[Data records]
►

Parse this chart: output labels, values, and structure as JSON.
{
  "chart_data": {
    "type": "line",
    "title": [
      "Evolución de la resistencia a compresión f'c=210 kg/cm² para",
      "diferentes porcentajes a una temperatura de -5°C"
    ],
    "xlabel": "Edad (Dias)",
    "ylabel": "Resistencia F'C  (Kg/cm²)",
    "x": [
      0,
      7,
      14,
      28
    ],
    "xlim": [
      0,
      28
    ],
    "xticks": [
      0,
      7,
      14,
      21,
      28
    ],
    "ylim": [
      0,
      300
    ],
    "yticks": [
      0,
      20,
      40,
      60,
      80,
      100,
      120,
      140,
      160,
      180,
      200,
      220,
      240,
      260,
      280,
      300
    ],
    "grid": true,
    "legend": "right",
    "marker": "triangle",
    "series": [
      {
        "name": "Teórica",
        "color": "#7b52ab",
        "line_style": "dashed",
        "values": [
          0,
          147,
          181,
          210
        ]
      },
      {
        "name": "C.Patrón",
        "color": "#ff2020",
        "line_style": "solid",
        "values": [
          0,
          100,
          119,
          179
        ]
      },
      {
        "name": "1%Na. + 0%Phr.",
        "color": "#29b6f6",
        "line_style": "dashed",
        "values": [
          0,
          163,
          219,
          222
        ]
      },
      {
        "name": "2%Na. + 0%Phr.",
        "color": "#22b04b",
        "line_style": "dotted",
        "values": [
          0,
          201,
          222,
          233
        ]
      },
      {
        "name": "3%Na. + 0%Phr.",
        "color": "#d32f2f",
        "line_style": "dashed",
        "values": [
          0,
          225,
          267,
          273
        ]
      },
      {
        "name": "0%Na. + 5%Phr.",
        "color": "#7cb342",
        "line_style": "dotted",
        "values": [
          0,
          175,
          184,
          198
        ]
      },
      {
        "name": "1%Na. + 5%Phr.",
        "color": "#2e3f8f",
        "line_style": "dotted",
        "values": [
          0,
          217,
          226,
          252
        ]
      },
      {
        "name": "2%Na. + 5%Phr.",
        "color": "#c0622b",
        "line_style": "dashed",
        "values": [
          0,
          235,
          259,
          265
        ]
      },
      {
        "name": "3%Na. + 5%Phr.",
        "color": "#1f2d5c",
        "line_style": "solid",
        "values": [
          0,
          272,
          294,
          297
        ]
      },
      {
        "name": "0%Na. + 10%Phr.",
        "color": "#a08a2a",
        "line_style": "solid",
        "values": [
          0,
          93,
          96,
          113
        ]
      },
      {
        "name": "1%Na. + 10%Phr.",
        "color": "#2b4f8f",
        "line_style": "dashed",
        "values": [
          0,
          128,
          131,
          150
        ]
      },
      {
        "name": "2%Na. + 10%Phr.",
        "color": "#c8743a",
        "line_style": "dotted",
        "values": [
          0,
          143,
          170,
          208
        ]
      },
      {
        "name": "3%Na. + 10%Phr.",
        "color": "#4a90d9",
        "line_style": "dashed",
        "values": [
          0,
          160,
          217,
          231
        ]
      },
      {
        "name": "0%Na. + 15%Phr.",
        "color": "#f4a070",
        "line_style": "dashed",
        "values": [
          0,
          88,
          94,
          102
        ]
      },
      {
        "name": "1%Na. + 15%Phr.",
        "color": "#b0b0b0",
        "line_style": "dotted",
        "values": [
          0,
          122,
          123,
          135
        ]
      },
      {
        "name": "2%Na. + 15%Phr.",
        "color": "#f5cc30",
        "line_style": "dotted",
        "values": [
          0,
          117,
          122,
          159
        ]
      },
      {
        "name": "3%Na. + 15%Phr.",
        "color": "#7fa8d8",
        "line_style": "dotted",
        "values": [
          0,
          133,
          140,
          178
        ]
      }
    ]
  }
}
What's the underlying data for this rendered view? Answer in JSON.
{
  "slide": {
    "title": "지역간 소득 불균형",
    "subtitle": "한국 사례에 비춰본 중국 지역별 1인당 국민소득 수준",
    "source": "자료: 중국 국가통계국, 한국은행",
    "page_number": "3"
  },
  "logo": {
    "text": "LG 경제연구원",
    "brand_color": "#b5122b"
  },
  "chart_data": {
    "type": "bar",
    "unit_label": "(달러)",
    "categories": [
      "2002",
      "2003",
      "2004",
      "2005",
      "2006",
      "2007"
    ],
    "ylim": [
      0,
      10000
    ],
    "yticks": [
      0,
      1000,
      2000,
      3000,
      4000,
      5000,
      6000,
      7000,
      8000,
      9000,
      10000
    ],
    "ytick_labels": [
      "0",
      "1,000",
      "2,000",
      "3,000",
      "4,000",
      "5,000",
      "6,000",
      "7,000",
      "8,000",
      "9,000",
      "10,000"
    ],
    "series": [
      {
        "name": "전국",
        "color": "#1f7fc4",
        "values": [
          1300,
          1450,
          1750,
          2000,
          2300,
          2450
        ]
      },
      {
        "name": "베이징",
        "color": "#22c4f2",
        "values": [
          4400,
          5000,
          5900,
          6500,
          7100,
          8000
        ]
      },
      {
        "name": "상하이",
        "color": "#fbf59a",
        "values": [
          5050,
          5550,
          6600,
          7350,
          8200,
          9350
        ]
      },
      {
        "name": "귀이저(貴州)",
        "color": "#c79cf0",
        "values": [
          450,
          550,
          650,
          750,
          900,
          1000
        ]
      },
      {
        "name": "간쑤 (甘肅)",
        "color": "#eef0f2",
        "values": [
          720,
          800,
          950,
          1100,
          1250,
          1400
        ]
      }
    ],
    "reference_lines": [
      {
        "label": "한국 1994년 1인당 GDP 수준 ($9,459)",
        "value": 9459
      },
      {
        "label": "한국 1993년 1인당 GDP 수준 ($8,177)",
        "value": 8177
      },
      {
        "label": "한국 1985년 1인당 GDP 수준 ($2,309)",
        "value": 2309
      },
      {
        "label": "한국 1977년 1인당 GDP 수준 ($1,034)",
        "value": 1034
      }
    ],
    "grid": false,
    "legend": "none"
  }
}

◄

Produce an exact copy of the whole listing.

Parse this chart: output labels, values, and structure as JSON.
{
  "chart_data": {
    "type": "line",
    "title": [
      "Evolución de la resistencia a compresión f'c=210 kg/cm² para",
      "diferentes porcentajes a una temperatura de -5°C"
    ],
    "xlabel": "Edad (Dias)",
    "ylabel": "Resistencia F'C  (Kg/cm²)",
    "x": [
      0,
      7,
      14,
      28
    ],
    "xlim": [
      0,
      28
    ],
    "xticks": [
      0,
      7,
      14,
      21,
      28
    ],
    "ylim": [
      0,
      300
    ],
    "yticks": [
      0,
      20,
      40,
      60,
      80,
      100,
      120,
      140,
      160,
      180,
      200,
      220,
      240,
      260,
      280,
      300
    ],
    "grid": true,
    "legend": "right",
    "marker": "triangle",
    "series": [
      {
        "name": "Teórica",
        "color": "#7b52ab",
        "line_style": "dashed",
        "values": [
          0,
          147,
          181,
          210
        ]
      },
      {
        "name": "C.Patrón",
        "color": "#ff2020",
        "line_style": "solid",
        "values": [
          0,
          100,
          119,
          179
        ]
      },
      {
        "name": "1%Na. + 0%Phr.",
        "color": "#29b6f6",
        "line_style": "dashed",
        "values": [
          0,
          163,
          219,
          222
        ]
      },
      {
        "name": "2%Na. + 0%Phr.",
        "color": "#22b04b",
        "line_style": "dotted",
        "values": [
          0,
          201,
          222,
          233
        ]
      },
      {
        "name": "3%Na. + 0%Phr.",
        "color": "#d32f2f",
        "line_style": "dashed",
        "values": [
          0,
          225,
          267,
          273
        ]
      },
      {
        "name": "0%Na. + 5%Phr.",
        "color": "#7cb342",
        "line_style": "dotted",
        "values": [
          0,
          175,
          184,
          198
        ]
      },
      {
        "name": "1%Na. + 5%Phr.",
        "color": "#2e3f8f",
        "line_style": "dotted",
        "values": [
          0,
          217,
          226,
          252
        ]
      },
      {
        "name": "2%Na. + 5%Phr.",
        "color": "#c0622b",
        "line_style": "dashed",
        "values": [
          0,
          235,
          259,
          265
        ]
      },
      {
        "name": "3%Na. + 5%Phr.",
        "color": "#1f2d5c",
        "line_style": "solid",
        "values": [
          0,
          272,
          294,
          297
        ]
      },
      {
        "name": "0%Na. + 10%Phr.",
        "color": "#a08a2a",
        "line_style": "solid",
        "values": [
          0,
          93,
          96,
          113
        ]
      },
      {
        "name": "1%Na. + 10%Phr.",
        "color": "#2b4f8f",
        "line_style": "dashed",
        "values": [
          0,
          128,
          131,
          150
        ]
      },
      {
        "name": "2%Na. + 10%Phr.",
        "color": "#c8743a",
        "line_style": "dotted",
        "values": [
          0,
          143,
          170,
          208
        ]
      },
      {
        "name": "3%Na. + 10%Phr.",
        "color": "#4a90d9",
        "line_style": "dashed",
        "values": [
          0,
          160,
          217,
          231
        ]
      },
      {
        "name": "0%Na. + 15%Phr.",
        "color": "#f4a070",
        "line_style": "dashed",
        "values": [
          0,
          88,
          94,
          102
        ]
      },
      {
        "name": "1%Na. + 15%Phr.",
        "color": "#b0b0b0",
        "line_style": "dotted",
        "values": [
          0,
          122,
          123,
          135
        ]
      },
      {
        "name": "2%Na. + 15%Phr.",
        "color": "#f5cc30",
        "line_style": "dotted",
        "values": [
          0,
          117,
          122,
          159
        ]
      },
      {
        "name": "3%Na. + 15%Phr.",
        "color": "#7fa8d8",
        "line_style": "dotted",
        "values": [
          0,
          133,
          140,
          178
        ]
      }
    ]
  }
}
What's the underlying data for this rendered view? Answer in JSON.
{
  "slide": {
    "title": "지역간 소득 불균형",
    "subtitle": "한국 사례에 비춰본 중국 지역별 1인당 국민소득 수준",
    "source": "자료: 중국 국가통계국, 한국은행",
    "page_number": "3"
  },
  "logo": {
    "text": "LG 경제연구원",
    "brand_color": "#b5122b"
  },
  "chart_data": {
    "type": "bar",
    "unit_label": "(달러)",
    "categories": [
      "2002",
      "2003",
      "2004",
      "2005",
      "2006",
      "2007"
    ],
    "ylim": [
      0,
      10000
    ],
    "yticks": [
      0,
      1000,
      2000,
      3000,
      4000,
      5000,
      6000,
      7000,
      8000,
      9000,
      10000
    ],
    "ytick_labels": [
      "0",
      "1,000",
      "2,000",
      "3,000",
      "4,000",
      "5,000",
      "6,000",
      "7,000",
      "8,000",
      "9,000",
      "10,000"
    ],
    "series": [
      {
        "name": "전국",
        "color": "#1f7fc4",
        "values": [
          1300,
          1450,
          1750,
          2000,
          2300,
          2450
        ]
      },
      {
        "name": "베이징",
        "color": "#22c4f2",
        "values": [
          4400,
          5000,
          5900,
          6500,
          7100,
          8000
        ]
      },
      {
        "name": "상하이",
        "color": "#fbf59a",
        "values": [
          5050,
          5550,
          6600,
          7350,
          8200,
          9350
        ]
      },
      {
        "name": "귀이저(貴州)",
        "color": "#c79cf0",
        "values": [
          450,
          550,
          650,
          750,
          900,
          1000
        ]
      },
      {
        "name": "간쑤 (甘肅)",
        "color": "#eef0f2",
        "values": [
          720,
          800,
          950,
          1100,
          1250,
          1400
        ]
      }
    ],
    "reference_lines": [
      {
        "label": "한국 1994년 1인당 GDP 수준 ($9,459)",
        "value": 9459
      },
      {
        "label": "한국 1993년 1인당 GDP 수준 ($8,177)",
        "value": 8177
      },
      {
        "label": "한국 1985년 1인당 GDP 수준 ($2,309)",
        "value": 2309
      },
      {
        "label": "한국 1977년 1인당 GDP 수준 ($1,034)",
        "value": 1034
      }
    ],
    "grid": false,
    "legend": "none"
  }
}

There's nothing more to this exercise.